Write out every line of the items below without changing a single character.
——————————
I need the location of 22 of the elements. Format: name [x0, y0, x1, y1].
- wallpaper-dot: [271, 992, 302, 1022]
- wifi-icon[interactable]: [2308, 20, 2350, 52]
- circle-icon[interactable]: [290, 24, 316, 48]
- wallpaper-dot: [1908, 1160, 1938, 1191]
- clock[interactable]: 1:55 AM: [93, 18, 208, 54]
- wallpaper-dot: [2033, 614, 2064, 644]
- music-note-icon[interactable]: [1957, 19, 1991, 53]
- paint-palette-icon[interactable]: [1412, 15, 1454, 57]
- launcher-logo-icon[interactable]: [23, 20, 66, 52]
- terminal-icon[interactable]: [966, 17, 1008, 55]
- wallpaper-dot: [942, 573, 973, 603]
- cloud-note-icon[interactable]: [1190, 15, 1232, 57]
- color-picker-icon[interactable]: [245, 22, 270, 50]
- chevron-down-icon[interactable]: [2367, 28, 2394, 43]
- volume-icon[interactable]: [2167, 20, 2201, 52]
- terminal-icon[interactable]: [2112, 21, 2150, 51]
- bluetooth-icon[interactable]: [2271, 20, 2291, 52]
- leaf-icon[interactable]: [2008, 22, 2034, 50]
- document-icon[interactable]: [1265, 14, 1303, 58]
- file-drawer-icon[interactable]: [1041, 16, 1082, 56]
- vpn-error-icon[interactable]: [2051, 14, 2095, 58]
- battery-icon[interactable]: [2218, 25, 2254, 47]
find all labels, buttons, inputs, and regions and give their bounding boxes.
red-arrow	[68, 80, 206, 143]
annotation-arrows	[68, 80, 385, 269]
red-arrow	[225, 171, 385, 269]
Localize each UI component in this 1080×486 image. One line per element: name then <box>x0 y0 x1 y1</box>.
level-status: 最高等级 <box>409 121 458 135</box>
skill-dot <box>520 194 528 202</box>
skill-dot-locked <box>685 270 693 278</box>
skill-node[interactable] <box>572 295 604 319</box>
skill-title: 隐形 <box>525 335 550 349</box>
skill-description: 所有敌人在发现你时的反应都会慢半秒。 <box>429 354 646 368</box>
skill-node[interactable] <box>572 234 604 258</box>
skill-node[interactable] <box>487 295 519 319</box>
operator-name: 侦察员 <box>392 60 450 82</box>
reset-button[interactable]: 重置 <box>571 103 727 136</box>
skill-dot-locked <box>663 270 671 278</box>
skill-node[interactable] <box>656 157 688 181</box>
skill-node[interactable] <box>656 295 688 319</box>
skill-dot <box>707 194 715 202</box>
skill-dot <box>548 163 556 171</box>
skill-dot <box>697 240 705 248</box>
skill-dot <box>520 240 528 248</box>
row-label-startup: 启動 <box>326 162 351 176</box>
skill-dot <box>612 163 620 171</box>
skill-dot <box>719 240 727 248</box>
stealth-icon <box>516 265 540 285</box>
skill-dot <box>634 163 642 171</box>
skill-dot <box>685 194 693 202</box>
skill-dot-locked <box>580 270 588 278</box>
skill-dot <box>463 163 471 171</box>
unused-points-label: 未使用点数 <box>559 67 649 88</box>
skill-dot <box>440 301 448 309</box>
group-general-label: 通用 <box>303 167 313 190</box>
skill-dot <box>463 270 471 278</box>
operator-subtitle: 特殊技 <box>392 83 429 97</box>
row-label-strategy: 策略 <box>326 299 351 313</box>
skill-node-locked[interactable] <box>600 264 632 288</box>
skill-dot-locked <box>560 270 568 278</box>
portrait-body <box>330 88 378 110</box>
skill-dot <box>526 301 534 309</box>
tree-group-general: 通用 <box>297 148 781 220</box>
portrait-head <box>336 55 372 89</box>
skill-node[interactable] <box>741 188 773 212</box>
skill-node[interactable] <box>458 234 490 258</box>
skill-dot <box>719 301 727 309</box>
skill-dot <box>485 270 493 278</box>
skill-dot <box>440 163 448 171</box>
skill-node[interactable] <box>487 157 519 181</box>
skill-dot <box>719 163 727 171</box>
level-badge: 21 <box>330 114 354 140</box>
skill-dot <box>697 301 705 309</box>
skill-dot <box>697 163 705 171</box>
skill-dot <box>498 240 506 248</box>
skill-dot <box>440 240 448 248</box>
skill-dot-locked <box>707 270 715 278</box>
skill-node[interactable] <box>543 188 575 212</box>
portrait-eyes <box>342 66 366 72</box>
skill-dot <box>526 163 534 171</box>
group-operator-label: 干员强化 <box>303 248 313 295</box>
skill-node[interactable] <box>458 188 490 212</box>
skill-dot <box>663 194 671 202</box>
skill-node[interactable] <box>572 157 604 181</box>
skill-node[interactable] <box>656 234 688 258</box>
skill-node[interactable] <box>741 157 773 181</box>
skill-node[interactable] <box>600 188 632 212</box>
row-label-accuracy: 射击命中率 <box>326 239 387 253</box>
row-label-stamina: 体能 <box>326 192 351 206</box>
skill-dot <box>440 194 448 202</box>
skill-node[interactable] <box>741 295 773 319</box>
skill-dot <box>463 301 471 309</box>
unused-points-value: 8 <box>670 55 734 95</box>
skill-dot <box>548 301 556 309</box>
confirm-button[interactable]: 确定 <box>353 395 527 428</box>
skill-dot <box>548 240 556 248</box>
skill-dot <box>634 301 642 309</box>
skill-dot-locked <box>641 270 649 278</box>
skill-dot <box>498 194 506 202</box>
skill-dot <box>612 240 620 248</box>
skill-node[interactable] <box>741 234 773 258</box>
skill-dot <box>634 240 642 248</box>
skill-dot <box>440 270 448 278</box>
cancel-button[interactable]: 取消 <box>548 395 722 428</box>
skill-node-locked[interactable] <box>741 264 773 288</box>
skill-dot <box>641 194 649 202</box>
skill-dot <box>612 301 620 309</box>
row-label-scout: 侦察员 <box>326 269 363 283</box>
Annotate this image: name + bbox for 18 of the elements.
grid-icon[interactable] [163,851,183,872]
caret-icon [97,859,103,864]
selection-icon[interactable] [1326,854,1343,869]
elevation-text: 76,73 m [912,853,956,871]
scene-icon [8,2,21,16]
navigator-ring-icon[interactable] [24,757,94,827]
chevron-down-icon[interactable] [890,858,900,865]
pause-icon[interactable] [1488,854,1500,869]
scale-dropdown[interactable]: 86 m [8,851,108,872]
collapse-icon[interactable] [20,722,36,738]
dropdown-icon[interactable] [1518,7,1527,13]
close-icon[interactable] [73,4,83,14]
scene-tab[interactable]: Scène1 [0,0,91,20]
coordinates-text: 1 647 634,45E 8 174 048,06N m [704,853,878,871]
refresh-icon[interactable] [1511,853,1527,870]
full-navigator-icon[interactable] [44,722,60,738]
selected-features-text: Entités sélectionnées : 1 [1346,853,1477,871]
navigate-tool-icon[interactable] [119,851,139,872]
——————————
Reply to the exercise —
I need the location of 22 of the elements. Format: name [x0, y0, x1, y1].
- wallpaper-dot: [271, 992, 302, 1022]
- wifi-icon[interactable]: [2308, 20, 2350, 52]
- circle-icon[interactable]: [290, 24, 316, 48]
- wallpaper-dot: [1908, 1160, 1938, 1191]
- clock[interactable]: 1:55 AM: [93, 18, 208, 54]
- wallpaper-dot: [2033, 614, 2064, 644]
- music-note-icon[interactable]: [1957, 19, 1991, 53]
- paint-palette-icon[interactable]: [1412, 15, 1454, 57]
- launcher-logo-icon[interactable]: [23, 20, 66, 52]
- terminal-icon[interactable]: [966, 17, 1008, 55]
- wallpaper-dot: [942, 573, 973, 603]
- cloud-note-icon[interactable]: [1190, 15, 1232, 57]
- color-picker-icon[interactable]: [245, 22, 270, 50]
- chevron-down-icon[interactable]: [2367, 28, 2394, 43]
- volume-icon[interactable]: [2167, 20, 2201, 52]
- terminal-icon[interactable]: [2112, 21, 2150, 51]
- bluetooth-icon[interactable]: [2271, 20, 2291, 52]
- leaf-icon[interactable]: [2008, 22, 2034, 50]
- document-icon[interactable]: [1265, 14, 1303, 58]
- file-drawer-icon[interactable]: [1041, 16, 1082, 56]
- vpn-error-icon[interactable]: [2051, 14, 2095, 58]
- battery-icon[interactable]: [2218, 25, 2254, 47]
find all labels, buttons, inputs, and regions and give their bounding boxes.
red-arrow	[68, 80, 206, 143]
annotation-arrows	[68, 80, 385, 269]
red-arrow	[225, 171, 385, 269]
Localize each UI component in this 1080×486 image. One line per element: name then <box>x0 y0 x1 y1</box>.
level-status: 最高等级 <box>409 121 458 135</box>
skill-dot <box>520 194 528 202</box>
skill-dot-locked <box>685 270 693 278</box>
skill-node[interactable] <box>572 295 604 319</box>
skill-title: 隐形 <box>525 335 550 349</box>
skill-description: 所有敌人在发现你时的反应都会慢半秒。 <box>429 354 646 368</box>
skill-node[interactable] <box>572 234 604 258</box>
skill-node[interactable] <box>487 295 519 319</box>
operator-name: 侦察员 <box>392 60 450 82</box>
reset-button[interactable]: 重置 <box>571 103 727 136</box>
skill-dot-locked <box>663 270 671 278</box>
skill-node[interactable] <box>656 157 688 181</box>
skill-node[interactable] <box>656 295 688 319</box>
skill-dot <box>707 194 715 202</box>
skill-dot <box>548 163 556 171</box>
skill-dot <box>697 240 705 248</box>
skill-dot <box>520 240 528 248</box>
row-label-startup: 启動 <box>326 162 351 176</box>
skill-dot <box>612 163 620 171</box>
skill-dot <box>719 240 727 248</box>
stealth-icon <box>516 265 540 285</box>
skill-dot <box>634 163 642 171</box>
skill-dot <box>685 194 693 202</box>
skill-dot-locked <box>580 270 588 278</box>
skill-dot <box>463 163 471 171</box>
unused-points-label: 未使用点数 <box>559 67 649 88</box>
skill-dot <box>440 301 448 309</box>
group-general-label: 通用 <box>303 167 313 190</box>
skill-dot <box>463 270 471 278</box>
operator-subtitle: 特殊技 <box>392 83 429 97</box>
row-label-strategy: 策略 <box>326 299 351 313</box>
skill-node-locked[interactable] <box>600 264 632 288</box>
skill-dot-locked <box>560 270 568 278</box>
portrait-body <box>330 88 378 110</box>
skill-dot <box>526 301 534 309</box>
tree-group-general: 通用 <box>297 148 781 220</box>
portrait-head <box>336 55 372 89</box>
skill-node[interactable] <box>741 188 773 212</box>
skill-node[interactable] <box>458 234 490 258</box>
skill-dot <box>719 301 727 309</box>
skill-dot <box>485 270 493 278</box>
skill-dot <box>440 163 448 171</box>
skill-node[interactable] <box>487 157 519 181</box>
skill-dot <box>719 163 727 171</box>
level-badge: 21 <box>330 114 354 140</box>
skill-dot <box>697 301 705 309</box>
skill-dot <box>697 163 705 171</box>
skill-dot <box>498 240 506 248</box>
skill-dot <box>440 240 448 248</box>
skill-dot-locked <box>707 270 715 278</box>
skill-node[interactable] <box>543 188 575 212</box>
portrait-eyes <box>342 66 366 72</box>
skill-dot <box>526 163 534 171</box>
group-operator-label: 干员强化 <box>303 248 313 295</box>
skill-node[interactable] <box>458 188 490 212</box>
skill-dot <box>663 194 671 202</box>
skill-node[interactable] <box>572 157 604 181</box>
skill-node[interactable] <box>656 234 688 258</box>
skill-node[interactable] <box>741 157 773 181</box>
skill-node[interactable] <box>600 188 632 212</box>
row-label-accuracy: 射击命中率 <box>326 239 387 253</box>
row-label-stamina: 体能 <box>326 192 351 206</box>
skill-dot <box>440 194 448 202</box>
skill-node[interactable] <box>741 295 773 319</box>
skill-dot <box>463 301 471 309</box>
unused-points-value: 8 <box>670 55 734 95</box>
skill-dot <box>548 301 556 309</box>
confirm-button[interactable]: 确定 <box>353 395 527 428</box>
skill-dot <box>548 240 556 248</box>
skill-dot <box>634 301 642 309</box>
skill-dot-locked <box>641 270 649 278</box>
skill-dot <box>498 194 506 202</box>
skill-dot <box>612 240 620 248</box>
skill-node[interactable] <box>741 234 773 258</box>
skill-dot <box>634 240 642 248</box>
skill-dot <box>440 270 448 278</box>
cancel-button[interactable]: 取消 <box>548 395 722 428</box>
skill-node-locked[interactable] <box>741 264 773 288</box>
skill-dot <box>641 194 649 202</box>
skill-dot <box>612 301 620 309</box>
row-label-scout: 侦察员 <box>326 269 363 283</box>
Annotate this image: name + bbox for 18 of the elements.
grid-icon[interactable] [163,851,183,872]
caret-icon [97,859,103,864]
selection-icon[interactable] [1326,854,1343,869]
elevation-text: 76,73 m [912,853,956,871]
scene-icon [8,2,21,16]
navigator-ring-icon[interactable] [24,757,94,827]
chevron-down-icon[interactable] [890,858,900,865]
pause-icon[interactable] [1488,854,1500,869]
scale-dropdown[interactable]: 86 m [8,851,108,872]
collapse-icon[interactable] [20,722,36,738]
dropdown-icon[interactable] [1518,7,1527,13]
close-icon[interactable] [73,4,83,14]
scene-tab[interactable]: Scène1 [0,0,91,20]
coordinates-text: 1 647 634,45E 8 174 048,06N m [704,853,878,871]
refresh-icon[interactable] [1511,853,1527,870]
full-navigator-icon[interactable] [44,722,60,738]
selected-features-text: Entités sélectionnées : 1 [1346,853,1477,871]
navigate-tool-icon[interactable] [119,851,139,872]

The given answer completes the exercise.